_EXERCISE OBJECTIVE_
Could you print every record below exactly as it appears?

_PROVIDED MATERIAL_
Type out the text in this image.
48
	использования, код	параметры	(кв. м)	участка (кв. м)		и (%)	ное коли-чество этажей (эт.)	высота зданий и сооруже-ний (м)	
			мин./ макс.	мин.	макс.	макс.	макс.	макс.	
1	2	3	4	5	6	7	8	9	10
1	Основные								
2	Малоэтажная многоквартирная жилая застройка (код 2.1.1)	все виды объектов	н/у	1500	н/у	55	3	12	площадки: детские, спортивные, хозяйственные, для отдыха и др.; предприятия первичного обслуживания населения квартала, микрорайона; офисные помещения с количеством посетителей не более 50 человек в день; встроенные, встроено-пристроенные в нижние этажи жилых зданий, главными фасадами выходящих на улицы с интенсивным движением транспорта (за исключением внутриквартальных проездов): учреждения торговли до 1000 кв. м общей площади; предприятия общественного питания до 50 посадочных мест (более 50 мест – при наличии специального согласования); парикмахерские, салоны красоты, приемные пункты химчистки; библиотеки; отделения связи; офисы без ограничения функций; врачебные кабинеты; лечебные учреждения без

_EXPECTED ANSWER_
Type out the text in this image.
48
	использования, код	параметры	(кв. м)	участка (кв. м)		и (%)	ное коли-чество этажей (эт.)	высота зданий и сооруже-ний (м)	
			мин./ макс.	мин.	макс.	макс.	макс.	макс.	
1	2	3	4	5	6	7	8	9	10
1	Основные								
2	Малоэтажная многоквартирная жилая застройка (код 2.1.1)	все виды объектов	н/у	1500	н/у	55	3	12	площадки: детские, спортивные, хозяйственные, для отдыха и др.; предприятия первичного обслуживания населения квартала, микрорайона; офисные помещения с количеством посетителей не более 50 человек в день; встроенные, встроено-пристроенные в нижние этажи жилых зданий, главными фасадами выходящих на улицы с интенсивным движением транспорта (за исключением внутриквартальных проездов): учреждения торговли до 1000 кв. м общей площади; предприятия общественного питания до 50 посадочных мест (более 50 мест – при наличии специального согласования); парикмахерские, салоны красоты, приемные пункты химчистки; библиотеки; отделения связи; офисы без ограничения функций; врачебные кабинеты; лечебные учреждения без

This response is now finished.